Exercise description
Reproduce the listing below word for word, with no pictures.

## START

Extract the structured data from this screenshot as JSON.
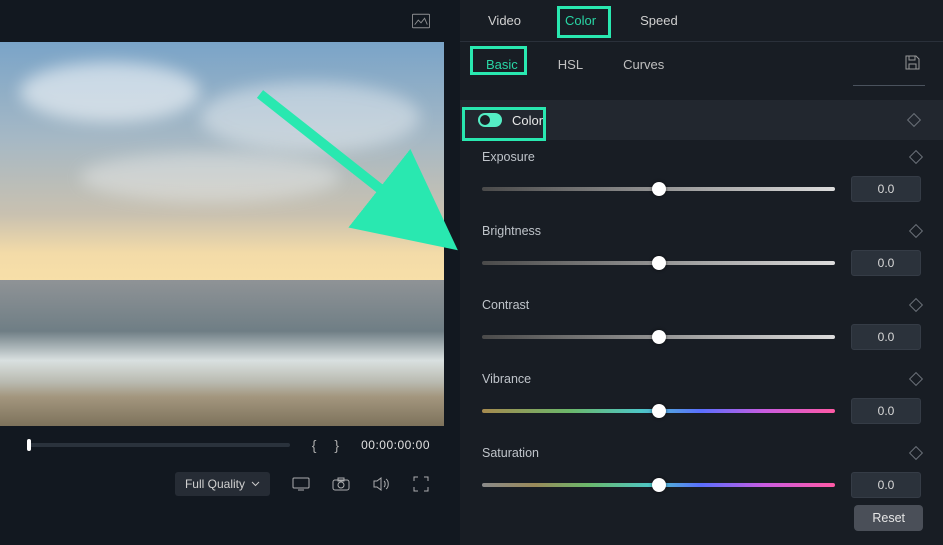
{
  "top_tabs": {
    "video": "Video",
    "color": "Color",
    "speed": "Speed"
  },
  "sub_tabs": {
    "basic": "Basic",
    "hsl": "HSL",
    "curves": "Curves"
  },
  "color_section": {
    "label": "Color"
  },
  "params": {
    "exposure": {
      "name": "Exposure",
      "value": "0.0"
    },
    "brightness": {
      "name": "Brightness",
      "value": "0.0"
    },
    "contrast": {
      "name": "Contrast",
      "value": "0.0"
    },
    "vibrance": {
      "name": "Vibrance",
      "value": "0.0"
    },
    "saturation": {
      "name": "Saturation",
      "value": "0.0"
    }
  },
  "reset": "Reset",
  "playback": {
    "quality": "Full Quality",
    "timecode": "00:00:00:00",
    "bracket_open": "{",
    "bracket_close": "}"
  }
}
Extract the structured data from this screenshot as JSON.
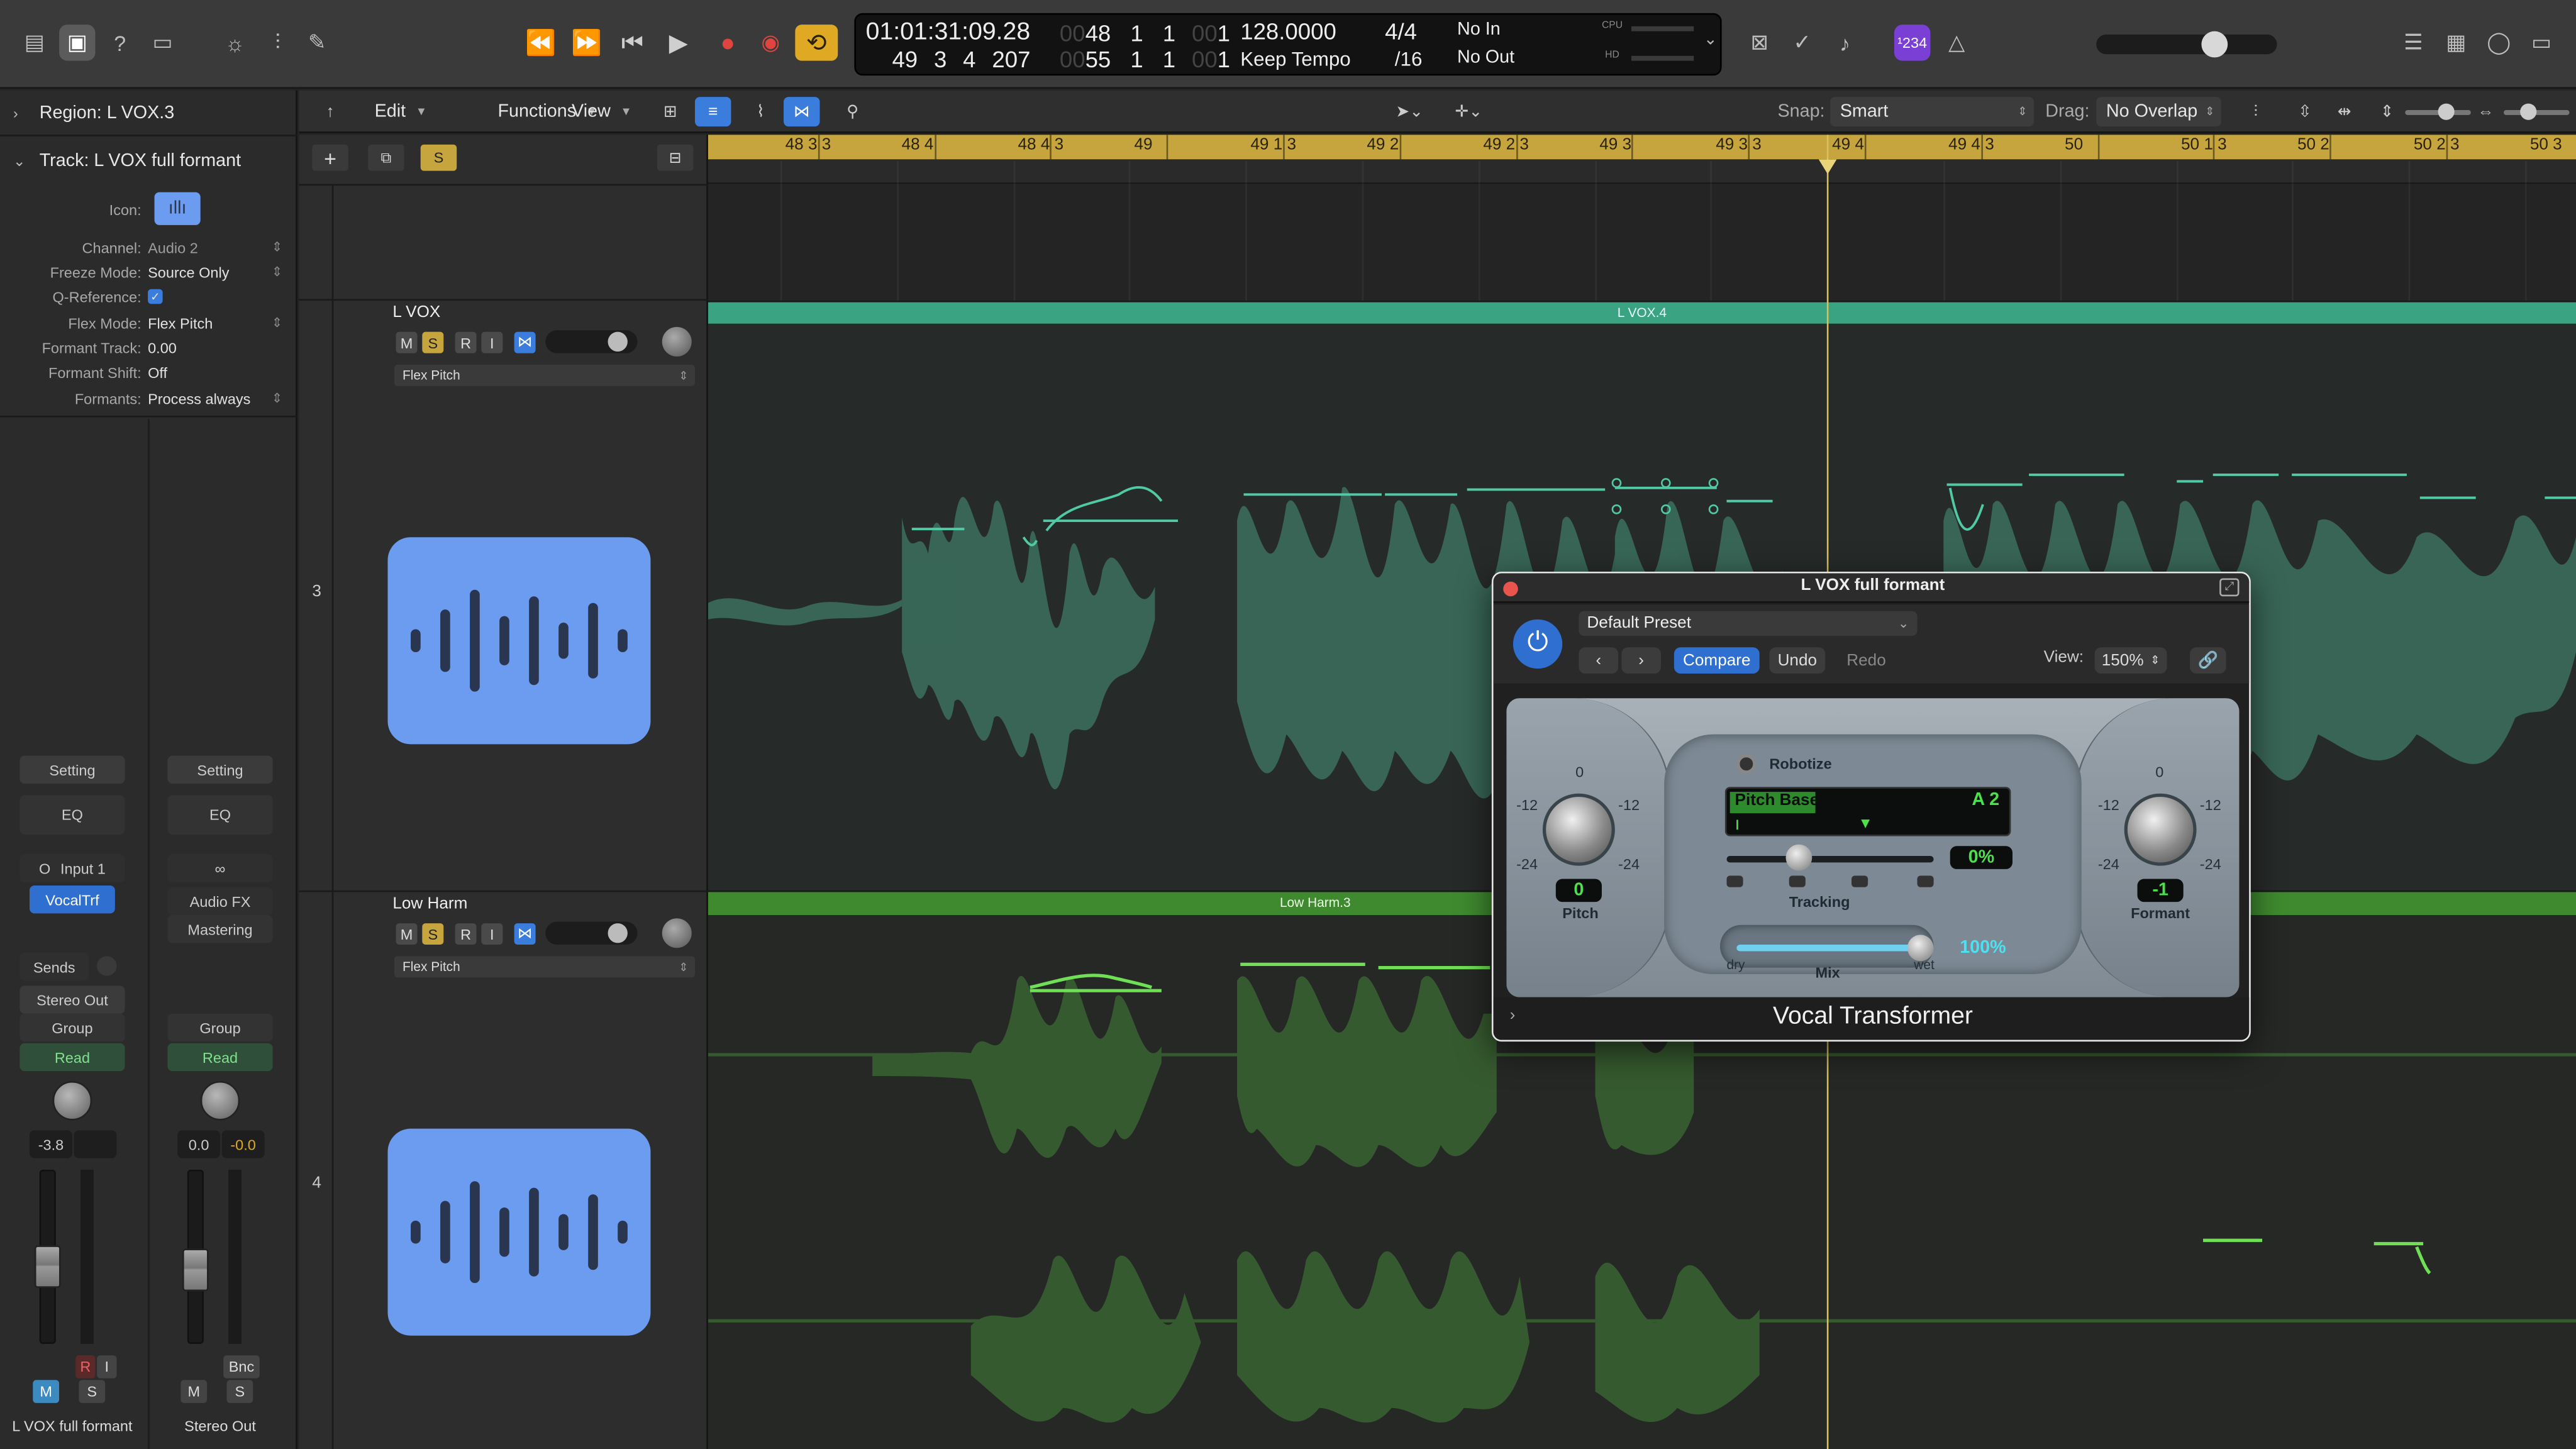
{
  "control_bar": {
    "lcd": {
      "time": "01:01:31:09.28",
      "bar_top": [
        "48",
        "1",
        "1",
        "1"
      ],
      "bar_top_dim": [
        "00",
        "00"
      ],
      "bar_bottom": [
        "49",
        "3",
        "4",
        "207"
      ],
      "bar_bottom2": [
        "55",
        "1",
        "1",
        "1"
      ],
      "bar_bottom2_dim": [
        "00",
        "00"
      ],
      "tempo": "128.0000",
      "tempo_mode": "Keep Tempo",
      "signature": "4/4",
      "division": "/16",
      "in": "No In",
      "out": "No Out",
      "cpu_label": "CPU",
      "hd_label": "HD"
    },
    "badge": "¹234"
  },
  "local_toolbar": {
    "edit": "Edit",
    "functions": "Functions",
    "view": "View",
    "snap_label": "Snap:",
    "snap_value": "Smart",
    "drag_label": "Drag:",
    "drag_value": "No Overlap"
  },
  "inspector": {
    "region": "Region: L VOX.3",
    "track": "Track: L VOX full formant",
    "rows": [
      {
        "k": "Channel:",
        "v": "Audio 2"
      },
      {
        "k": "Freeze Mode:",
        "v": "Source Only"
      },
      {
        "k": "Q-Reference:",
        "v": "✓"
      },
      {
        "k": "Flex Mode:",
        "v": "Flex Pitch"
      },
      {
        "k": "Formant Track:",
        "v": "0.00"
      },
      {
        "k": "Formant Shift:",
        "v": "Off"
      },
      {
        "k": "Formants:",
        "v": "Process always"
      }
    ],
    "icon_label": "Icon:",
    "strip_left": {
      "setting": "Setting",
      "eq": "EQ",
      "input": "Input 1",
      "plugin": "VocalTrf",
      "sends": "Sends",
      "output": "Stereo Out",
      "group": "Group",
      "auto": "Read",
      "vol": "-3.8",
      "name": "L VOX full formant",
      "m": "M",
      "s": "S",
      "rec": "R",
      "in": "I",
      "fader_level": 0.42
    },
    "strip_right": {
      "setting": "Setting",
      "eq": "EQ",
      "audio_fx": "Audio FX",
      "mastering": "Mastering",
      "group": "Group",
      "auto": "Read",
      "vol": "0.0",
      "pan": "-0.0",
      "bnc": "Bnc",
      "name": "Stereo Out",
      "m": "M",
      "s": "S",
      "fader_level": 0.4
    }
  },
  "tracks": [
    {
      "num": "3",
      "name": "L VOX",
      "flex": "Flex Pitch",
      "region": "L VOX.4",
      "m": "M",
      "s": "S",
      "r": "R",
      "i": "I"
    },
    {
      "num": "4",
      "name": "Low Harm",
      "flex": "Flex Pitch",
      "region": "Low Harm.3",
      "m": "M",
      "s": "S",
      "r": "R",
      "i": "I"
    }
  ],
  "ruler": [
    "48 3 3",
    "48 4",
    "48 4 3",
    "49",
    "49 1 3",
    "49 2",
    "49 2 3",
    "49 3",
    "49 3 3",
    "49 4",
    "49 4 3",
    "50",
    "50 1 3",
    "50 2",
    "50 2 3",
    "50 3"
  ],
  "plugin": {
    "title": "L VOX full formant",
    "preset": "Default Preset",
    "compare": "Compare",
    "undo": "Undo",
    "redo": "Redo",
    "view_label": "View:",
    "view_value": "150%",
    "name": "Vocal Transformer",
    "robotize": "Robotize",
    "pitch_base_label": "Pitch Base",
    "pitch_base_value": "A 2",
    "tracking_value": "0%",
    "tracking_label": "Tracking",
    "mix_value": "100%",
    "mix_label": "Mix",
    "dry": "dry",
    "wet": "wet",
    "pitch_value": "0",
    "pitch_label": "Pitch",
    "formant_value": "-1",
    "formant_label": "Formant",
    "scale_neg": "-12",
    "scale_pos": "-12",
    "scale_zero": "0",
    "scale_l": "-24",
    "scale_r": "-24"
  },
  "colors": {
    "accent": "#3b7ddd",
    "region_l": "#3aa381",
    "region_h": "#3f8a2f",
    "ruler": "#c6a53f",
    "record": "#e0443e",
    "cycle": "#e0a923"
  }
}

## END

Answer for this exercise
Extract the structured data from this screenshot as JSON.
{
  "top_tabs": {
    "video": "Video",
    "color": "Color",
    "speed": "Speed"
  },
  "sub_tabs": {
    "basic": "Basic",
    "hsl": "HSL",
    "curves": "Curves"
  },
  "color_section": {
    "label": "Color"
  },
  "params": {
    "exposure": {
      "name": "Exposure",
      "value": "0.0"
    },
    "brightness": {
      "name": "Brightness",
      "value": "0.0"
    },
    "contrast": {
      "name": "Contrast",
      "value": "0.0"
    },
    "vibrance": {
      "name": "Vibrance",
      "value": "0.0"
    },
    "saturation": {
      "name": "Saturation",
      "value": "0.0"
    }
  },
  "reset": "Reset",
  "playback": {
    "quality": "Full Quality",
    "timecode": "00:00:00:00",
    "bracket_open": "{",
    "bracket_close": "}"
  }
}
Extract the structured data from this screenshot as JSON.
{
  "control_bar": {
    "lcd": {
      "time": "01:01:31:09.28",
      "bar_top": [
        "48",
        "1",
        "1",
        "1"
      ],
      "bar_top_dim": [
        "00",
        "00"
      ],
      "bar_bottom": [
        "49",
        "3",
        "4",
        "207"
      ],
      "bar_bottom2": [
        "55",
        "1",
        "1",
        "1"
      ],
      "bar_bottom2_dim": [
        "00",
        "00"
      ],
      "tempo": "128.0000",
      "tempo_mode": "Keep Tempo",
      "signature": "4/4",
      "division": "/16",
      "in": "No In",
      "out": "No Out",
      "cpu_label": "CPU",
      "hd_label": "HD"
    },
    "badge": "¹234"
  },
  "local_toolbar": {
    "edit": "Edit",
    "functions": "Functions",
    "view": "View",
    "snap_label": "Snap:",
    "snap_value": "Smart",
    "drag_label": "Drag:",
    "drag_value": "No Overlap"
  },
  "inspector": {
    "region": "Region: L VOX.3",
    "track": "Track: L VOX full formant",
    "rows": [
      {
        "k": "Channel:",
        "v": "Audio 2"
      },
      {
        "k": "Freeze Mode:",
        "v": "Source Only"
      },
      {
        "k": "Q-Reference:",
        "v": "✓"
      },
      {
        "k": "Flex Mode:",
        "v": "Flex Pitch"
      },
      {
        "k": "Formant Track:",
        "v": "0.00"
      },
      {
        "k": "Formant Shift:",
        "v": "Off"
      },
      {
        "k": "Formants:",
        "v": "Process always"
      }
    ],
    "icon_label": "Icon:",
    "strip_left": {
      "setting": "Setting",
      "eq": "EQ",
      "input": "Input 1",
      "plugin": "VocalTrf",
      "sends": "Sends",
      "output": "Stereo Out",
      "group": "Group",
      "auto": "Read",
      "vol": "-3.8",
      "name": "L VOX full formant",
      "m": "M",
      "s": "S",
      "rec": "R",
      "in": "I",
      "fader_level": 0.42
    },
    "strip_right": {
      "setting": "Setting",
      "eq": "EQ",
      "audio_fx": "Audio FX",
      "mastering": "Mastering",
      "group": "Group",
      "auto": "Read",
      "vol": "0.0",
      "pan": "-0.0",
      "bnc": "Bnc",
      "name": "Stereo Out",
      "m": "M",
      "s": "S",
      "fader_level": 0.4
    }
  },
  "tracks": [
    {
      "num": "3",
      "name": "L VOX",
      "flex": "Flex Pitch",
      "region": "L VOX.4",
      "m": "M",
      "s": "S",
      "r": "R",
      "i": "I"
    },
    {
      "num": "4",
      "name": "Low Harm",
      "flex": "Flex Pitch",
      "region": "Low Harm.3",
      "m": "M",
      "s": "S",
      "r": "R",
      "i": "I"
    }
  ],
  "ruler": [
    "48 3 3",
    "48 4",
    "48 4 3",
    "49",
    "49 1 3",
    "49 2",
    "49 2 3",
    "49 3",
    "49 3 3",
    "49 4",
    "49 4 3",
    "50",
    "50 1 3",
    "50 2",
    "50 2 3",
    "50 3"
  ],
  "plugin": {
    "title": "L VOX full formant",
    "preset": "Default Preset",
    "compare": "Compare",
    "undo": "Undo",
    "redo": "Redo",
    "view_label": "View:",
    "view_value": "150%",
    "name": "Vocal Transformer",
    "robotize": "Robotize",
    "pitch_base_label": "Pitch Base",
    "pitch_base_value": "A 2",
    "tracking_value": "0%",
    "tracking_label": "Tracking",
    "mix_value": "100%",
    "mix_label": "Mix",
    "dry": "dry",
    "wet": "wet",
    "pitch_value": "0",
    "pitch_label": "Pitch",
    "formant_value": "-1",
    "formant_label": "Formant",
    "scale_neg": "-12",
    "scale_pos": "-12",
    "scale_zero": "0",
    "scale_l": "-24",
    "scale_r": "-24"
  },
  "colors": {
    "accent": "#3b7ddd",
    "region_l": "#3aa381",
    "region_h": "#3f8a2f",
    "ruler": "#c6a53f",
    "record": "#e0443e",
    "cycle": "#e0a923"
  }
}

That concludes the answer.